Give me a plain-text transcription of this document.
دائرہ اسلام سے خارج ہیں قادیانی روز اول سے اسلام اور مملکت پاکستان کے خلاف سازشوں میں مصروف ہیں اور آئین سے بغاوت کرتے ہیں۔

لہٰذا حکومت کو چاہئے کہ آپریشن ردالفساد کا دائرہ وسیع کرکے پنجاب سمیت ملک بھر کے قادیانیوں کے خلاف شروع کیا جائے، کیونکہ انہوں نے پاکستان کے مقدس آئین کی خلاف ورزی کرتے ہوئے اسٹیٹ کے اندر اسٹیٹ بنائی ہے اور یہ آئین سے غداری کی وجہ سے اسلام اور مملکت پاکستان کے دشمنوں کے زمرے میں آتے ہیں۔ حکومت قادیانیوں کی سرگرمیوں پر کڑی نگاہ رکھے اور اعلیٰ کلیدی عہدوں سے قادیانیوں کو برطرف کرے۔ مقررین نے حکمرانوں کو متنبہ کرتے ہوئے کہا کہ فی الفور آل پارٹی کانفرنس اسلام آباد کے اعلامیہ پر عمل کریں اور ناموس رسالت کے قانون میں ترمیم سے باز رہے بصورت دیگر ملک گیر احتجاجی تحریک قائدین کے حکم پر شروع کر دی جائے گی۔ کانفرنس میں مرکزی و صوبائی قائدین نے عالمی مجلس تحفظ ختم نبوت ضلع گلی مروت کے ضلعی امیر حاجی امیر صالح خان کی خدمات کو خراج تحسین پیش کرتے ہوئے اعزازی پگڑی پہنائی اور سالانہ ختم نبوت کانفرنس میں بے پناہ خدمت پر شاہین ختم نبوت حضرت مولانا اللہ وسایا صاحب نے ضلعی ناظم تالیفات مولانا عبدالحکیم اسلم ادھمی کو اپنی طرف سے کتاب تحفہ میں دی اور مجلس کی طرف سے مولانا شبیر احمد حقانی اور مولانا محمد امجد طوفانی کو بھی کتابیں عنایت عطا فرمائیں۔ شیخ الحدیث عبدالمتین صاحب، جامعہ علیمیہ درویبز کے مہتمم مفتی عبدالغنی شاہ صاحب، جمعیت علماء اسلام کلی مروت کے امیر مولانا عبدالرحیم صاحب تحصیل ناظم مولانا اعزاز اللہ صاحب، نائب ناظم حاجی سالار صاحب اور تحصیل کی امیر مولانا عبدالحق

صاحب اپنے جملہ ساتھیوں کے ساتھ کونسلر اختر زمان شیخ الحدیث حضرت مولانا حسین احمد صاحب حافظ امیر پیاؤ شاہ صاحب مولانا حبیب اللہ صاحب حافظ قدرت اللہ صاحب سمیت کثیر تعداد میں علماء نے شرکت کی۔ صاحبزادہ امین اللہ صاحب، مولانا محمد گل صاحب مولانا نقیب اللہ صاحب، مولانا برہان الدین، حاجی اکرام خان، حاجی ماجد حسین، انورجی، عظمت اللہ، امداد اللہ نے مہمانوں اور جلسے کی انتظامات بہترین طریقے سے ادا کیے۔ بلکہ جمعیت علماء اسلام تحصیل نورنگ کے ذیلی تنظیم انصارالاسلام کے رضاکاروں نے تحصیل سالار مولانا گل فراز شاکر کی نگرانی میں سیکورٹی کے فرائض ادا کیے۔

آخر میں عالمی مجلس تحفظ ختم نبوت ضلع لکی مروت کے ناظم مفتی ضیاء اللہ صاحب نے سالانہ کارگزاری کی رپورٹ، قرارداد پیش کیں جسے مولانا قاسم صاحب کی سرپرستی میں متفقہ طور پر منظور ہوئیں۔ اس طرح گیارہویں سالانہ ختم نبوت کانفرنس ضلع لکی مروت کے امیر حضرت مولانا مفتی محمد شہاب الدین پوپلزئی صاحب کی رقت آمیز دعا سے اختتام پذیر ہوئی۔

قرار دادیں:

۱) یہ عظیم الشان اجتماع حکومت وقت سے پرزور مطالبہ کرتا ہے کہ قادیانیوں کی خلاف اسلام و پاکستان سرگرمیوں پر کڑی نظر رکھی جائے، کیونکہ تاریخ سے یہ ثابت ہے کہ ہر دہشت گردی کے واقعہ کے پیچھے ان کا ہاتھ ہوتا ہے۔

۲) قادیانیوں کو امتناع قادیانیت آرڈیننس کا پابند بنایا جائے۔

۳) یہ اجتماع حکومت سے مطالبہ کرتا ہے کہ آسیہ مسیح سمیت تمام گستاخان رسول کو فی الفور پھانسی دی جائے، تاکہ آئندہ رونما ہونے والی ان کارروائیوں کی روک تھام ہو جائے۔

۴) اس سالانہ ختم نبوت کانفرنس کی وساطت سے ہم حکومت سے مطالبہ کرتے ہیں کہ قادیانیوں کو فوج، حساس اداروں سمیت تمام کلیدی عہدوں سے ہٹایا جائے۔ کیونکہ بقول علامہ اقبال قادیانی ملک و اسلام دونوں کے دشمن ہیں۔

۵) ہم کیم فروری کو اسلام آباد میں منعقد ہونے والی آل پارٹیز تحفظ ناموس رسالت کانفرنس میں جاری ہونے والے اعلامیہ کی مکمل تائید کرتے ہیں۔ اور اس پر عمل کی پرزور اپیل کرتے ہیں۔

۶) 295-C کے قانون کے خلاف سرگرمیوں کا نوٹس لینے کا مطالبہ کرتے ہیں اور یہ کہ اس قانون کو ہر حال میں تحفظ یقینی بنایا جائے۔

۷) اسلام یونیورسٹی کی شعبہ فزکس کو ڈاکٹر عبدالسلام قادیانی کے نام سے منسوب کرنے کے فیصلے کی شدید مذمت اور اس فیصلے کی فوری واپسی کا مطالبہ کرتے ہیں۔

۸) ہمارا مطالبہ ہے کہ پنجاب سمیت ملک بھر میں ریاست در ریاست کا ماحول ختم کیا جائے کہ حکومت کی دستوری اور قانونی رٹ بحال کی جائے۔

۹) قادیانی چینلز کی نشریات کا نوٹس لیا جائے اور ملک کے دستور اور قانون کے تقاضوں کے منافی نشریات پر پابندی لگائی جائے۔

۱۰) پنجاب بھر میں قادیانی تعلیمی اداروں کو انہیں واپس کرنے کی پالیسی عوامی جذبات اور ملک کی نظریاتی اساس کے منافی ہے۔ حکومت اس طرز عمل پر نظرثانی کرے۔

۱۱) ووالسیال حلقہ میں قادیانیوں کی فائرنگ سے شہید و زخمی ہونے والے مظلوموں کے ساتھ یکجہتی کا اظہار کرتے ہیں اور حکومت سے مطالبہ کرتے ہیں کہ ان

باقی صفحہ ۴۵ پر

== == ==

EXERCISE DETAILS
Print the entries exactly. Include every one.

FULL ANSWER
Give me a plain-text transcription of this document.
دائرہ اسلام سے خارج ہیں قادیانی روز اول سے اسلام اور مملکت پاکستان کے خلاف سازشوں میں مصروف ہیں اور آئین سے بغاوت کرتے ہیں۔

لہٰذا حکومت کو چاہئے کہ آپریشن ردالفساد کا دائرہ وسیع کرکے پنجاب سمیت ملک بھر کے قادیانیوں کے خلاف شروع کیا جائے، کیونکہ انہوں نے پاکستان کے مقدس آئین کی خلاف ورزی کرتے ہوئے اسٹیٹ کے اندر اسٹیٹ بنائی ہے اور یہ آئین سے غداری کی وجہ سے اسلام اور مملکت پاکستان کے دشمنوں کے زمرے میں آتے ہیں۔ حکومت قادیانیوں کی سرگرمیوں پر کڑی نگاہ رکھے اور اعلیٰ کلیدی عہدوں سے قادیانیوں کو برطرف کرے۔ مقررین نے حکمرانوں کو متنبہ کرتے ہوئے کہا کہ فی الفور آل پارٹی کانفرنس اسلام آباد کے اعلامیہ پر عمل کریں اور ناموس رسالت کے قانون میں ترمیم سے باز رہے بصورت دیگر ملک گیر احتجاجی تحریک قائدین کے حکم پر شروع کر دی جائے گی۔ کانفرنس میں مرکزی و صوبائی قائدین نے عالمی مجلس تحفظ ختم نبوت ضلع گلی مروت کے ضلعی امیر حاجی امیر صالح خان کی خدمات کو خراج تحسین پیش کرتے ہوئے اعزازی پگڑی پہنائی اور سالانہ ختم نبوت کانفرنس میں بے پناہ خدمت پر شاہین ختم نبوت حضرت مولانا اللہ وسایا صاحب نے ضلعی ناظم تالیفات مولانا عبدالحکیم اسلم ادھمی کو اپنی طرف سے کتاب تحفہ میں دی اور مجلس کی طرف سے مولانا شبیر احمد حقانی اور مولانا محمد امجد طوفانی کو بھی کتابیں عنایت عطا فرمائیں۔ شیخ الحدیث عبدالمتین صاحب، جامعہ علیمیہ درویبز کے مہتمم مفتی عبدالغنی شاہ صاحب، جمعیت علماء اسلام کلی مروت کے امیر مولانا عبدالرحیم صاحب تحصیل ناظم مولانا اعزاز اللہ صاحب، نائب ناظم حاجی سالار صاحب اور تحصیل کی امیر مولانا عبدالحق

صاحب اپنے جملہ ساتھیوں کے ساتھ کونسلر اختر زمان شیخ الحدیث حضرت مولانا حسین احمد صاحب حافظ امیر پیاؤ شاہ صاحب مولانا حبیب اللہ صاحب حافظ قدرت اللہ صاحب سمیت کثیر تعداد میں علماء نے شرکت کی۔ صاحبزادہ امین اللہ صاحب، مولانا محمد گل صاحب مولانا نقیب اللہ صاحب، مولانا برہان الدین، حاجی اکرام خان، حاجی ماجد حسین، انورجی، عظمت اللہ، امداد اللہ نے مہمانوں اور جلسے کی انتظامات بہترین طریقے سے ادا کیے۔ بلکہ جمعیت علماء اسلام تحصیل نورنگ کے ذیلی تنظیم انصارالاسلام کے رضاکاروں نے تحصیل سالار مولانا گل فراز شاکر کی نگرانی میں سیکورٹی کے فرائض ادا کیے۔

آخر میں عالمی مجلس تحفظ ختم نبوت ضلع لکی مروت کے ناظم مفتی ضیاء اللہ صاحب نے سالانہ کارگزاری کی رپورٹ، قرارداد پیش کیں جسے مولانا قاسم صاحب کی سرپرستی میں متفقہ طور پر منظور ہوئیں۔ اس طرح گیارہویں سالانہ ختم نبوت کانفرنس ضلع لکی مروت کے امیر حضرت مولانا مفتی محمد شہاب الدین پوپلزئی صاحب کی رقت آمیز دعا سے اختتام پذیر ہوئی۔

قرار دادیں:

۱) یہ عظیم الشان اجتماع حکومت وقت سے پرزور مطالبہ کرتا ہے کہ قادیانیوں کی خلاف اسلام و پاکستان سرگرمیوں پر کڑی نظر رکھی جائے، کیونکہ تاریخ سے یہ ثابت ہے کہ ہر دہشت گردی کے واقعہ کے پیچھے ان کا ہاتھ ہوتا ہے۔

۲) قادیانیوں کو امتناع قادیانیت آرڈیننس کا پابند بنایا جائے۔

۳) یہ اجتماع حکومت سے مطالبہ کرتا ہے کہ آسیہ مسیح سمیت تمام گستاخان رسول کو فی الفور پھانسی دی جائے، تاکہ آئندہ رونما ہونے والی ان کارروائیوں کی روک تھام ہو جائے۔

۴) اس سالانہ ختم نبوت کانفرنس کی وساطت سے ہم حکومت سے مطالبہ کرتے ہیں کہ قادیانیوں کو فوج، حساس اداروں سمیت تمام کلیدی عہدوں سے ہٹایا جائے۔ کیونکہ بقول علامہ اقبال قادیانی ملک و اسلام دونوں کے دشمن ہیں۔

۵) ہم کیم فروری کو اسلام آباد میں منعقد ہونے والی آل پارٹیز تحفظ ناموس رسالت کانفرنس میں جاری ہونے والے اعلامیہ کی مکمل تائید کرتے ہیں۔ اور اس پر عمل کی پرزور اپیل کرتے ہیں۔

۶) 295-C کے قانون کے خلاف سرگرمیوں کا نوٹس لینے کا مطالبہ کرتے ہیں اور یہ کہ اس قانون کو ہر حال میں تحفظ یقینی بنایا جائے۔

۷) اسلام یونیورسٹی کی شعبہ فزکس کو ڈاکٹر عبدالسلام قادیانی کے نام سے منسوب کرنے کے فیصلے کی شدید مذمت اور اس فیصلے کی فوری واپسی کا مطالبہ کرتے ہیں۔

۸) ہمارا مطالبہ ہے کہ پنجاب سمیت ملک بھر میں ریاست در ریاست کا ماحول ختم کیا جائے کہ حکومت کی دستوری اور قانونی رٹ بحال کی جائے۔

۹) قادیانی چینلز کی نشریات کا نوٹس لیا جائے اور ملک کے دستور اور قانون کے تقاضوں کے منافی نشریات پر پابندی لگائی جائے۔

۱۰) پنجاب بھر میں قادیانی تعلیمی اداروں کو انہیں واپس کرنے کی پالیسی عوامی جذبات اور ملک کی نظریاتی اساس کے منافی ہے۔ حکومت اس طرز عمل پر نظرثانی کرے۔

۱۱) ووالسیال حلقہ میں قادیانیوں کی فائرنگ سے شہید و زخمی ہونے والے مظلوموں کے ساتھ یکجہتی کا اظہار کرتے ہیں اور حکومت سے مطالبہ کرتے ہیں کہ ان

باقی صفحہ ۴۵ پر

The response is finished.